## To be done
Leave out the images; return the rest of the data exactly.
[Start Material supplied]
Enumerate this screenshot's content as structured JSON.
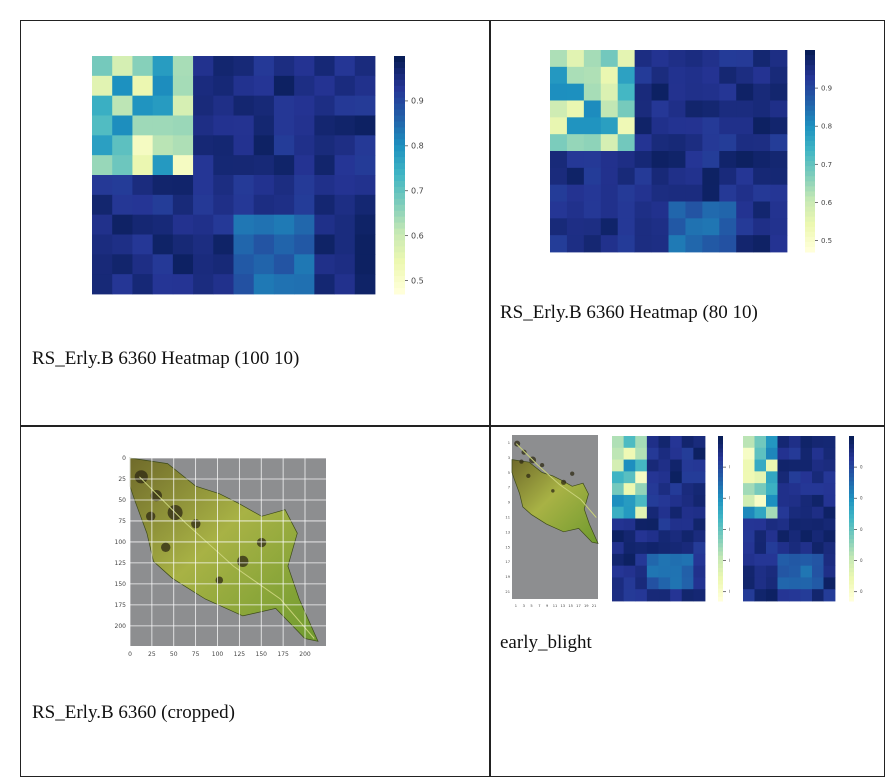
{
  "captions": {
    "top_left": "RS_Erly.B 6360 Heatmap (100 10)",
    "top_right": "RS_Erly.B 6360 Heatmap (80 10)",
    "bottom_left": "RS_Erly.B 6360 (cropped)",
    "bottom_right": "early_blight"
  },
  "colorbar": {
    "colormap": "YlGnBu",
    "ticks": [
      "0.9",
      "0.8",
      "0.7",
      "0.6",
      "0.5"
    ],
    "tick_values": [
      0.9,
      0.8,
      0.7,
      0.6,
      0.5
    ],
    "range": [
      0.47,
      1.0
    ]
  },
  "leaf_plot": {
    "x_ticks": [
      "0",
      "25",
      "50",
      "75",
      "100",
      "125",
      "150",
      "175",
      "200"
    ],
    "y_ticks": [
      "0",
      "25",
      "50",
      "75",
      "100",
      "125",
      "150",
      "175",
      "200"
    ],
    "x_values": [
      0,
      25,
      50,
      75,
      100,
      125,
      150,
      175,
      200
    ],
    "y_values": [
      0,
      25,
      50,
      75,
      100,
      125,
      150,
      175,
      200
    ],
    "range": [
      0,
      224
    ]
  },
  "small_leaf_plot": {
    "x_ticks": [
      "1",
      "3",
      "5",
      "7",
      "9",
      "11",
      "13",
      "15",
      "17",
      "19",
      "21"
    ],
    "y_ticks": [
      "1",
      "3",
      "5",
      "7",
      "9",
      "11",
      "13",
      "15",
      "17",
      "19",
      "21"
    ]
  },
  "colors": {
    "border": "#222222",
    "heatmap_dark": "#081d58",
    "heatmap_light": "#ffffd9"
  }
}
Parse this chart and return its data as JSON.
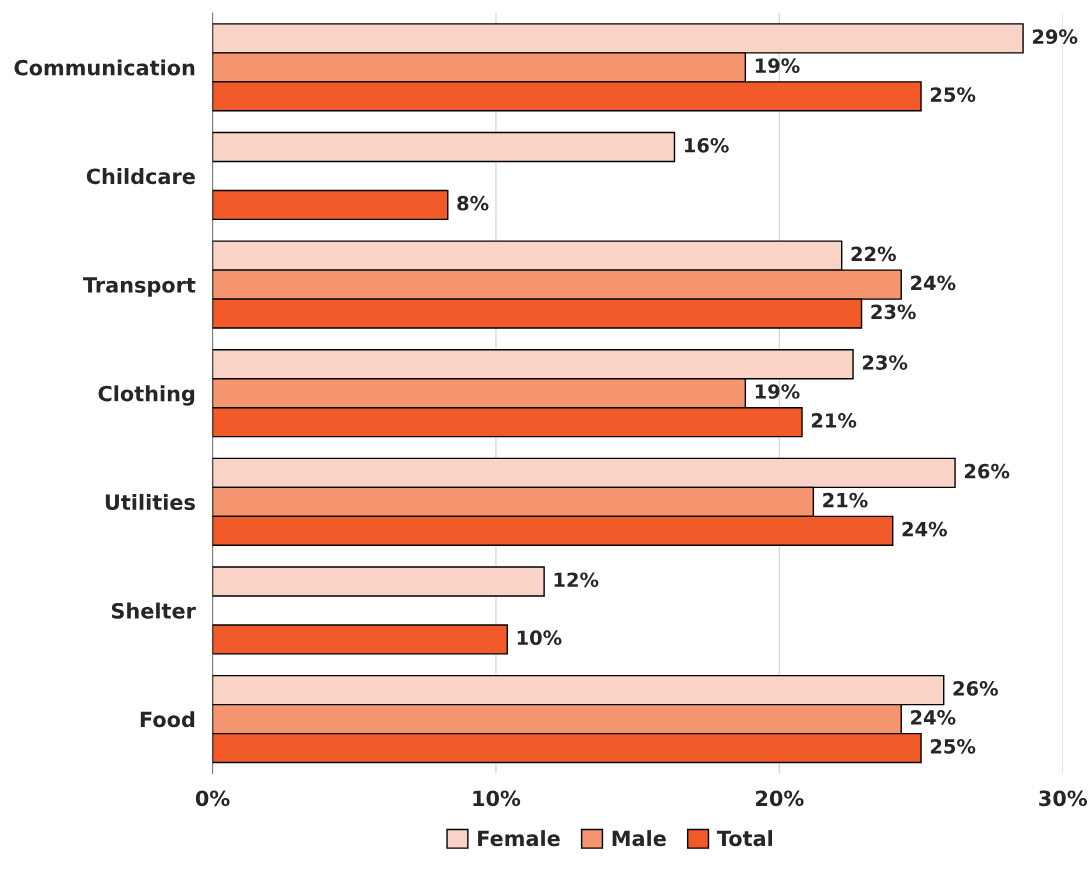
{
  "chart_data": {
    "type": "bar",
    "orientation": "horizontal",
    "categories": [
      "Communication",
      "Childcare",
      "Transport",
      "Clothing",
      "Utilities",
      "Shelter",
      "Food"
    ],
    "series": [
      {
        "name": "Female",
        "color": "#f9d3c5",
        "values": [
          28.6,
          16.3,
          22.2,
          22.6,
          26.2,
          11.7,
          25.8
        ],
        "value_labels": [
          "29%",
          "16%",
          "22%",
          "23%",
          "26%",
          "12%",
          "26%"
        ]
      },
      {
        "name": "Male",
        "color": "#f4956f",
        "values": [
          18.8,
          null,
          24.3,
          18.8,
          21.2,
          null,
          24.3
        ],
        "value_labels": [
          "19%",
          null,
          "24%",
          "19%",
          "21%",
          null,
          "24%"
        ]
      },
      {
        "name": "Total",
        "color": "#f15a29",
        "values": [
          25.0,
          8.3,
          22.9,
          20.8,
          24.0,
          10.4,
          25.0
        ],
        "value_labels": [
          "25%",
          "8%",
          "23%",
          "21%",
          "24%",
          "10%",
          "25%"
        ]
      }
    ],
    "xlim": [
      0,
      30
    ],
    "xticks": [
      {
        "value": 0,
        "label": "0%"
      },
      {
        "value": 10,
        "label": "10%"
      },
      {
        "value": 20,
        "label": "20%"
      },
      {
        "value": 30,
        "label": "30%"
      }
    ],
    "grid": "x",
    "legend": "bottom"
  }
}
[End Material supplied]
## Solution
Enumerate this screenshot's content as structured JSON.
{
  "captions": {
    "top_left": "RS_Erly.B 6360 Heatmap (100 10)",
    "top_right": "RS_Erly.B 6360 Heatmap (80 10)",
    "bottom_left": "RS_Erly.B 6360 (cropped)",
    "bottom_right": "early_blight"
  },
  "colorbar": {
    "colormap": "YlGnBu",
    "ticks": [
      "0.9",
      "0.8",
      "0.7",
      "0.6",
      "0.5"
    ],
    "tick_values": [
      0.9,
      0.8,
      0.7,
      0.6,
      0.5
    ],
    "range": [
      0.47,
      1.0
    ]
  },
  "leaf_plot": {
    "x_ticks": [
      "0",
      "25",
      "50",
      "75",
      "100",
      "125",
      "150",
      "175",
      "200"
    ],
    "y_ticks": [
      "0",
      "25",
      "50",
      "75",
      "100",
      "125",
      "150",
      "175",
      "200"
    ],
    "x_values": [
      0,
      25,
      50,
      75,
      100,
      125,
      150,
      175,
      200
    ],
    "y_values": [
      0,
      25,
      50,
      75,
      100,
      125,
      150,
      175,
      200
    ],
    "range": [
      0,
      224
    ]
  },
  "small_leaf_plot": {
    "x_ticks": [
      "1",
      "3",
      "5",
      "7",
      "9",
      "11",
      "13",
      "15",
      "17",
      "19",
      "21"
    ],
    "y_ticks": [
      "1",
      "3",
      "5",
      "7",
      "9",
      "11",
      "13",
      "15",
      "17",
      "19",
      "21"
    ]
  },
  "colors": {
    "border": "#222222",
    "heatmap_dark": "#081d58",
    "heatmap_light": "#ffffd9"
  }
}
Parse this chart and return its data as JSON.
{
  "chart_data": {
    "type": "bar",
    "orientation": "horizontal",
    "categories": [
      "Communication",
      "Childcare",
      "Transport",
      "Clothing",
      "Utilities",
      "Shelter",
      "Food"
    ],
    "series": [
      {
        "name": "Female",
        "color": "#f9d3c5",
        "values": [
          28.6,
          16.3,
          22.2,
          22.6,
          26.2,
          11.7,
          25.8
        ],
        "value_labels": [
          "29%",
          "16%",
          "22%",
          "23%",
          "26%",
          "12%",
          "26%"
        ]
      },
      {
        "name": "Male",
        "color": "#f4956f",
        "values": [
          18.8,
          null,
          24.3,
          18.8,
          21.2,
          null,
          24.3
        ],
        "value_labels": [
          "19%",
          null,
          "24%",
          "19%",
          "21%",
          null,
          "24%"
        ]
      },
      {
        "name": "Total",
        "color": "#f15a29",
        "values": [
          25.0,
          8.3,
          22.9,
          20.8,
          24.0,
          10.4,
          25.0
        ],
        "value_labels": [
          "25%",
          "8%",
          "23%",
          "21%",
          "24%",
          "10%",
          "25%"
        ]
      }
    ],
    "xlim": [
      0,
      30
    ],
    "xticks": [
      {
        "value": 0,
        "label": "0%"
      },
      {
        "value": 10,
        "label": "10%"
      },
      {
        "value": 20,
        "label": "20%"
      },
      {
        "value": 30,
        "label": "30%"
      }
    ],
    "grid": "x",
    "legend": "bottom"
  }
}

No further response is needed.